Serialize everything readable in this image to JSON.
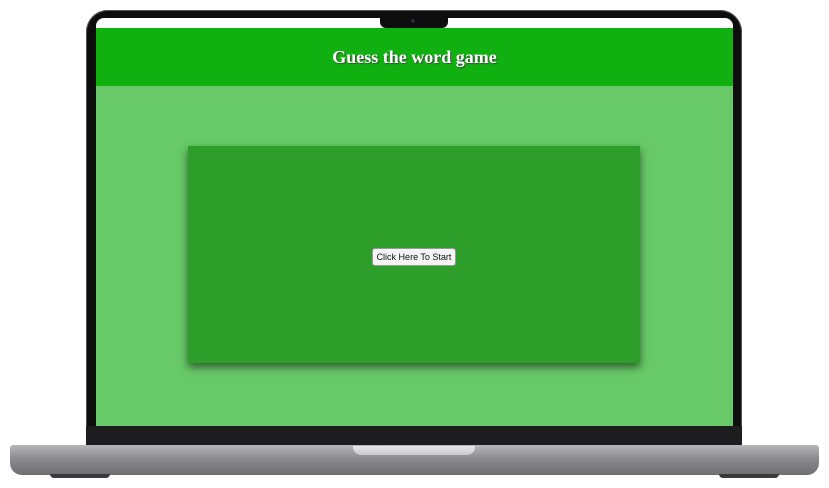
{
  "header": {
    "title": "Guess the word game"
  },
  "game": {
    "start_button_label": "Click Here To Start"
  },
  "colors": {
    "header_bg": "#0fb010",
    "page_bg": "#67c967",
    "card_bg": "#2e9e2b"
  }
}
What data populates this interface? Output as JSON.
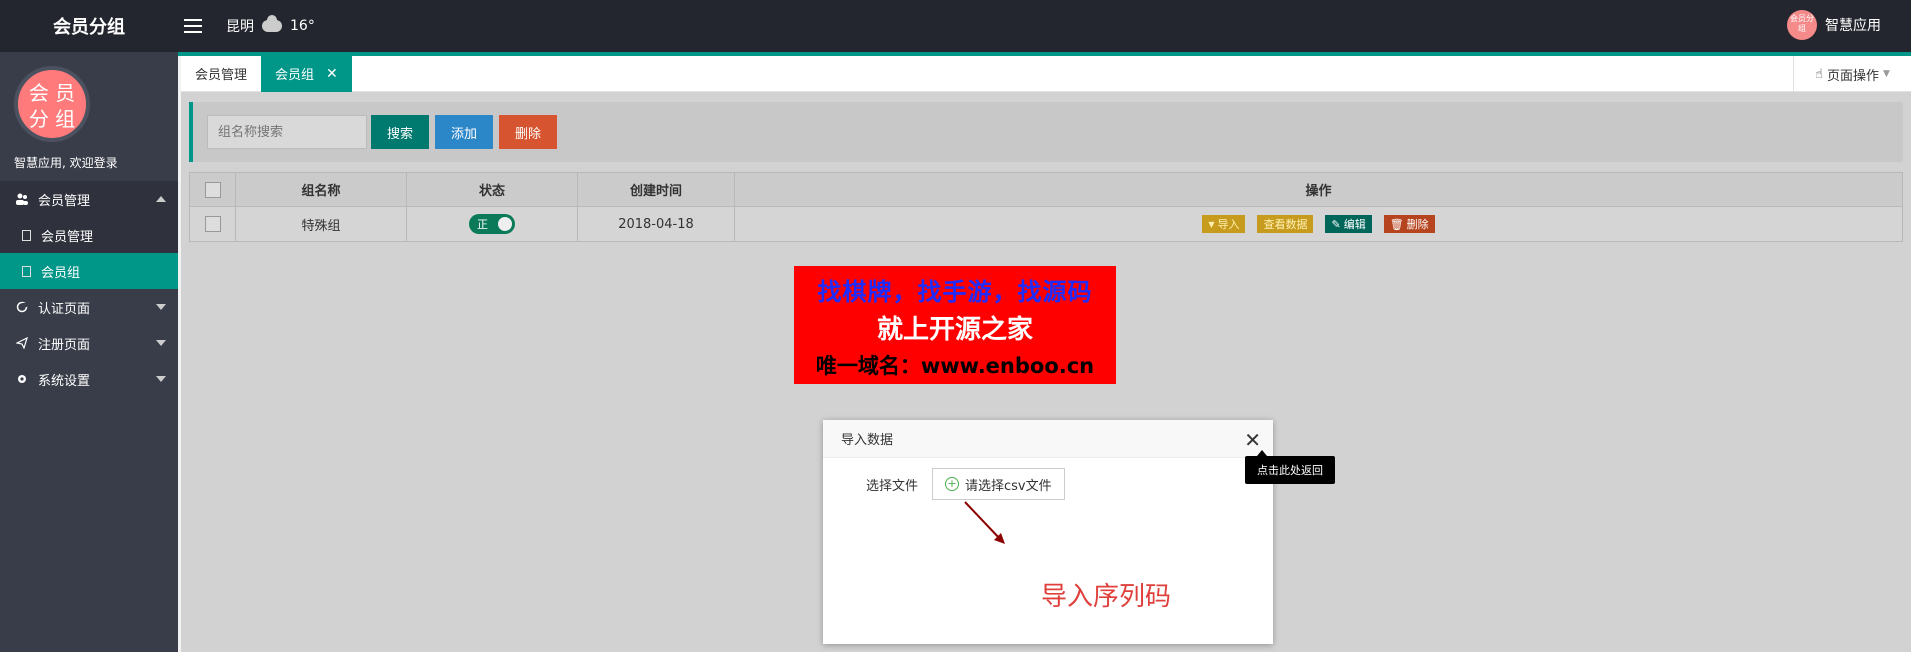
{
  "app": {
    "title": "会员分组"
  },
  "header": {
    "city": "昆明",
    "temperature": "16°",
    "user_name": "智慧应用",
    "avatar_text": "会员分组"
  },
  "sidebar": {
    "avatar_text_1": "会 员",
    "avatar_text_2": "分 组",
    "welcome": "智慧应用, 欢迎登录",
    "items": [
      {
        "label": "会员管理",
        "icon": "users-icon",
        "expanded": true
      },
      {
        "label": "会员管理",
        "icon": "file-icon"
      },
      {
        "label": "会员组",
        "icon": "file-icon",
        "active": true
      },
      {
        "label": "认证页面",
        "icon": "refresh-icon"
      },
      {
        "label": "注册页面",
        "icon": "send-icon"
      },
      {
        "label": "系统设置",
        "icon": "gear-icon"
      }
    ]
  },
  "tabs": [
    {
      "label": "会员管理"
    },
    {
      "label": "会员组",
      "active": true
    }
  ],
  "page_ops": {
    "label": "页面操作"
  },
  "search": {
    "placeholder": "组名称搜索",
    "search_label": "搜索",
    "add_label": "添加",
    "delete_label": "删除"
  },
  "table": {
    "columns": [
      "组名称",
      "状态",
      "创建时间",
      "操作"
    ],
    "rows": [
      {
        "name": "特殊组",
        "status": "正",
        "created": "2018-04-18"
      }
    ],
    "actions": {
      "import": "导入",
      "view": "查看数据",
      "edit": "编辑",
      "delete": "删除"
    }
  },
  "ad": {
    "line1": "找棋牌，找手游，找源码",
    "line2": "就上开源之家",
    "line3": "唯一域名：www.enboo.cn"
  },
  "modal": {
    "title": "导入数据",
    "close_tooltip": "点击此处返回",
    "file_label": "选择文件",
    "file_button": "请选择csv文件",
    "note": "导入序列码"
  },
  "colors": {
    "accent": "#009688",
    "sidebar": "#393d49",
    "topbar": "#23262e",
    "danger": "#d65530",
    "primary": "#2c87c9"
  }
}
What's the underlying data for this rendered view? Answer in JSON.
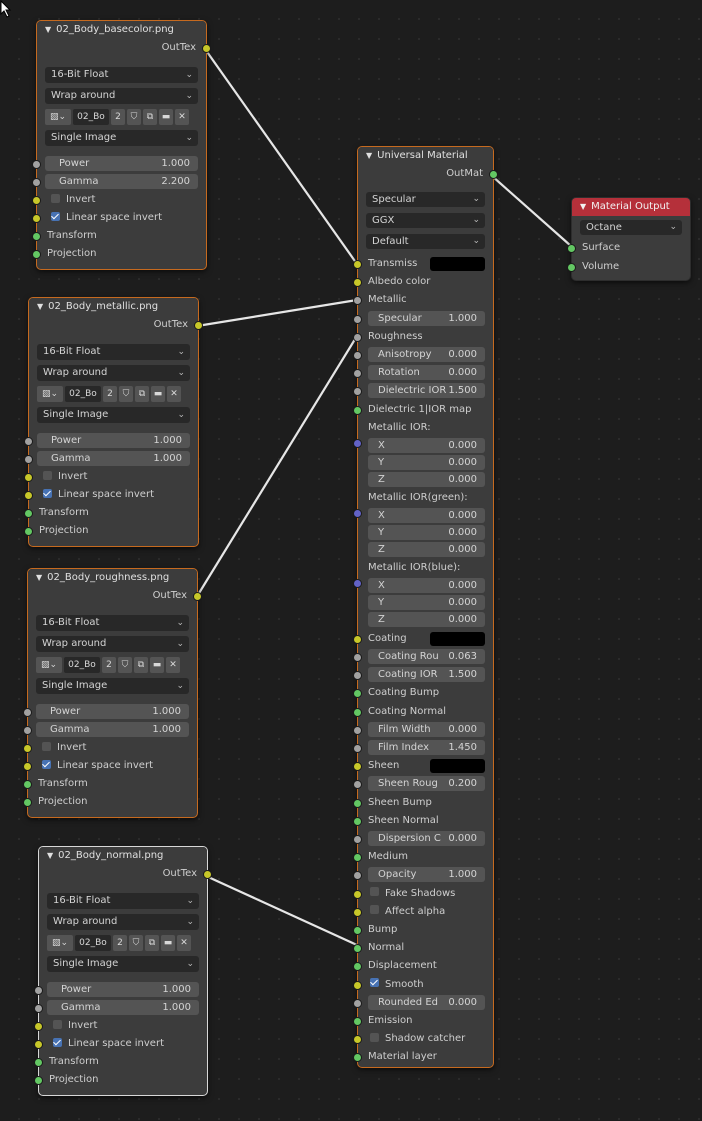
{
  "texture_nodes": [
    {
      "title": "02_Body_basecolor.png",
      "output": "OutTex",
      "bit_depth": "16-Bit Float",
      "wrap": "Wrap around",
      "image_name": "02_Bo",
      "user_count": "2",
      "source": "Single Image",
      "power_label": "Power",
      "power": "1.000",
      "gamma_label": "Gamma",
      "gamma": "2.200",
      "invert_label": "Invert",
      "invert_checked": false,
      "linear_label": "Linear space invert",
      "linear_checked": true,
      "transform": "Transform",
      "projection": "Projection"
    },
    {
      "title": "02_Body_metallic.png",
      "output": "OutTex",
      "bit_depth": "16-Bit Float",
      "wrap": "Wrap around",
      "image_name": "02_Bo",
      "user_count": "2",
      "source": "Single Image",
      "power_label": "Power",
      "power": "1.000",
      "gamma_label": "Gamma",
      "gamma": "1.000",
      "invert_label": "Invert",
      "invert_checked": false,
      "linear_label": "Linear space invert",
      "linear_checked": true,
      "transform": "Transform",
      "projection": "Projection"
    },
    {
      "title": "02_Body_roughness.png",
      "output": "OutTex",
      "bit_depth": "16-Bit Float",
      "wrap": "Wrap around",
      "image_name": "02_Bo",
      "user_count": "2",
      "source": "Single Image",
      "power_label": "Power",
      "power": "1.000",
      "gamma_label": "Gamma",
      "gamma": "1.000",
      "invert_label": "Invert",
      "invert_checked": false,
      "linear_label": "Linear space invert",
      "linear_checked": true,
      "transform": "Transform",
      "projection": "Projection"
    },
    {
      "title": "02_Body_normal.png",
      "output": "OutTex",
      "bit_depth": "16-Bit Float",
      "wrap": "Wrap around",
      "image_name": "02_Bo",
      "user_count": "2",
      "source": "Single Image",
      "power_label": "Power",
      "power": "1.000",
      "gamma_label": "Gamma",
      "gamma": "1.000",
      "invert_label": "Invert",
      "invert_checked": false,
      "linear_label": "Linear space invert",
      "linear_checked": true,
      "transform": "Transform",
      "projection": "Projection"
    }
  ],
  "universal_material": {
    "title": "Universal Material",
    "output": "OutMat",
    "mode": "Specular",
    "brdf": "GGX",
    "layer": "Default",
    "transmission": "Transmiss",
    "albedo": "Albedo color",
    "metallic": "Metallic",
    "specular_label": "Specular",
    "specular": "1.000",
    "roughness": "Roughness",
    "anisotropy_label": "Anisotropy",
    "anisotropy": "0.000",
    "rotation_label": "Rotation",
    "rotation": "0.000",
    "dielectric_ior_label": "Dielectric IOR",
    "dielectric_ior": "1.500",
    "dielectric_map": "Dielectric 1|IOR map",
    "metallic_ior": "Metallic IOR:",
    "metallic_ior_green": "Metallic IOR(green):",
    "metallic_ior_blue": "Metallic IOR(blue):",
    "x_label": "X",
    "y_label": "Y",
    "z_label": "Z",
    "zero": "0.000",
    "coating": "Coating",
    "coating_rough_label": "Coating Rou",
    "coating_rough": "0.063",
    "coating_ior_label": "Coating IOR",
    "coating_ior": "1.500",
    "coating_bump": "Coating Bump",
    "coating_normal": "Coating Normal",
    "film_width_label": "Film Width",
    "film_width": "0.000",
    "film_index_label": "Film Index",
    "film_index": "1.450",
    "sheen": "Sheen",
    "sheen_rough_label": "Sheen Roug",
    "sheen_rough": "0.200",
    "sheen_bump": "Sheen Bump",
    "sheen_normal": "Sheen Normal",
    "dispersion_label": "Dispersion C",
    "dispersion": "0.000",
    "medium": "Medium",
    "opacity_label": "Opacity",
    "opacity": "1.000",
    "fake_shadows": "Fake Shadows",
    "affect_alpha": "Affect alpha",
    "bump": "Bump",
    "normal": "Normal",
    "displacement": "Displacement",
    "smooth": "Smooth",
    "rounded_label": "Rounded Ed",
    "rounded": "0.000",
    "emission": "Emission",
    "shadow_catcher": "Shadow catcher",
    "material_layer": "Material layer"
  },
  "material_output": {
    "title": "Material Output",
    "target": "Octane",
    "surface": "Surface",
    "volume": "Volume"
  },
  "colors": {
    "node_border_selected": "#c66a1f",
    "material_output_header": "#b5303a",
    "link": "#e6e6e6"
  }
}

§ GOAL: Go through the entries above and print each one exactly, minus the pictures.

§ CORRECT ANSWER:
Serialize everything readable in this image to JSON.
{
  "header": {
    "title": "Guess the word game"
  },
  "game": {
    "start_button_label": "Click Here To Start"
  },
  "colors": {
    "header_bg": "#0fb010",
    "page_bg": "#67c967",
    "card_bg": "#2e9e2b"
  }
}
What data populates this interface? Output as JSON.
{
  "app": {
    "title": "会员分组"
  },
  "header": {
    "city": "昆明",
    "temperature": "16°",
    "user_name": "智慧应用",
    "avatar_text": "会员分组"
  },
  "sidebar": {
    "avatar_text_1": "会 员",
    "avatar_text_2": "分 组",
    "welcome": "智慧应用, 欢迎登录",
    "items": [
      {
        "label": "会员管理",
        "icon": "users-icon",
        "expanded": true
      },
      {
        "label": "会员管理",
        "icon": "file-icon"
      },
      {
        "label": "会员组",
        "icon": "file-icon",
        "active": true
      },
      {
        "label": "认证页面",
        "icon": "refresh-icon"
      },
      {
        "label": "注册页面",
        "icon": "send-icon"
      },
      {
        "label": "系统设置",
        "icon": "gear-icon"
      }
    ]
  },
  "tabs": [
    {
      "label": "会员管理"
    },
    {
      "label": "会员组",
      "active": true
    }
  ],
  "page_ops": {
    "label": "页面操作"
  },
  "search": {
    "placeholder": "组名称搜索",
    "search_label": "搜索",
    "add_label": "添加",
    "delete_label": "删除"
  },
  "table": {
    "columns": [
      "组名称",
      "状态",
      "创建时间",
      "操作"
    ],
    "rows": [
      {
        "name": "特殊组",
        "status": "正",
        "created": "2018-04-18"
      }
    ],
    "actions": {
      "import": "导入",
      "view": "查看数据",
      "edit": "编辑",
      "delete": "删除"
    }
  },
  "ad": {
    "line1": "找棋牌，找手游，找源码",
    "line2": "就上开源之家",
    "line3": "唯一域名：www.enboo.cn"
  },
  "modal": {
    "title": "导入数据",
    "close_tooltip": "点击此处返回",
    "file_label": "选择文件",
    "file_button": "请选择csv文件",
    "note": "导入序列码"
  },
  "colors": {
    "accent": "#009688",
    "sidebar": "#393d49",
    "topbar": "#23262e",
    "danger": "#d65530",
    "primary": "#2c87c9"
  }
}
What's the underlying data for this rendered view? Answer in JSON.
{
  "texture_nodes": [
    {
      "title": "02_Body_basecolor.png",
      "output": "OutTex",
      "bit_depth": "16-Bit Float",
      "wrap": "Wrap around",
      "image_name": "02_Bo",
      "user_count": "2",
      "source": "Single Image",
      "power_label": "Power",
      "power": "1.000",
      "gamma_label": "Gamma",
      "gamma": "2.200",
      "invert_label": "Invert",
      "invert_checked": false,
      "linear_label": "Linear space invert",
      "linear_checked": true,
      "transform": "Transform",
      "projection": "Projection"
    },
    {
      "title": "02_Body_metallic.png",
      "output": "OutTex",
      "bit_depth": "16-Bit Float",
      "wrap": "Wrap around",
      "image_name": "02_Bo",
      "user_count": "2",
      "source": "Single Image",
      "power_label": "Power",
      "power": "1.000",
      "gamma_label": "Gamma",
      "gamma": "1.000",
      "invert_label": "Invert",
      "invert_checked": false,
      "linear_label": "Linear space invert",
      "linear_checked": true,
      "transform": "Transform",
      "projection": "Projection"
    },
    {
      "title": "02_Body_roughness.png",
      "output": "OutTex",
      "bit_depth": "16-Bit Float",
      "wrap": "Wrap around",
      "image_name": "02_Bo",
      "user_count": "2",
      "source": "Single Image",
      "power_label": "Power",
      "power": "1.000",
      "gamma_label": "Gamma",
      "gamma": "1.000",
      "invert_label": "Invert",
      "invert_checked": false,
      "linear_label": "Linear space invert",
      "linear_checked": true,
      "transform": "Transform",
      "projection": "Projection"
    },
    {
      "title": "02_Body_normal.png",
      "output": "OutTex",
      "bit_depth": "16-Bit Float",
      "wrap": "Wrap around",
      "image_name": "02_Bo",
      "user_count": "2",
      "source": "Single Image",
      "power_label": "Power",
      "power": "1.000",
      "gamma_label": "Gamma",
      "gamma": "1.000",
      "invert_label": "Invert",
      "invert_checked": false,
      "linear_label": "Linear space invert",
      "linear_checked": true,
      "transform": "Transform",
      "projection": "Projection"
    }
  ],
  "universal_material": {
    "title": "Universal Material",
    "output": "OutMat",
    "mode": "Specular",
    "brdf": "GGX",
    "layer": "Default",
    "transmission": "Transmiss",
    "albedo": "Albedo color",
    "metallic": "Metallic",
    "specular_label": "Specular",
    "specular": "1.000",
    "roughness": "Roughness",
    "anisotropy_label": "Anisotropy",
    "anisotropy": "0.000",
    "rotation_label": "Rotation",
    "rotation": "0.000",
    "dielectric_ior_label": "Dielectric IOR",
    "dielectric_ior": "1.500",
    "dielectric_map": "Dielectric 1|IOR map",
    "metallic_ior": "Metallic IOR:",
    "metallic_ior_green": "Metallic IOR(green):",
    "metallic_ior_blue": "Metallic IOR(blue):",
    "x_label": "X",
    "y_label": "Y",
    "z_label": "Z",
    "zero": "0.000",
    "coating": "Coating",
    "coating_rough_label": "Coating Rou",
    "coating_rough": "0.063",
    "coating_ior_label": "Coating IOR",
    "coating_ior": "1.500",
    "coating_bump": "Coating Bump",
    "coating_normal": "Coating Normal",
    "film_width_label": "Film Width",
    "film_width": "0.000",
    "film_index_label": "Film Index",
    "film_index": "1.450",
    "sheen": "Sheen",
    "sheen_rough_label": "Sheen Roug",
    "sheen_rough": "0.200",
    "sheen_bump": "Sheen Bump",
    "sheen_normal": "Sheen Normal",
    "dispersion_label": "Dispersion C",
    "dispersion": "0.000",
    "medium": "Medium",
    "opacity_label": "Opacity",
    "opacity": "1.000",
    "fake_shadows": "Fake Shadows",
    "affect_alpha": "Affect alpha",
    "bump": "Bump",
    "normal": "Normal",
    "displacement": "Displacement",
    "smooth": "Smooth",
    "rounded_label": "Rounded Ed",
    "rounded": "0.000",
    "emission": "Emission",
    "shadow_catcher": "Shadow catcher",
    "material_layer": "Material layer"
  },
  "material_output": {
    "title": "Material Output",
    "target": "Octane",
    "surface": "Surface",
    "volume": "Volume"
  },
  "colors": {
    "node_border_selected": "#c66a1f",
    "material_output_header": "#b5303a",
    "link": "#e6e6e6"
  }
}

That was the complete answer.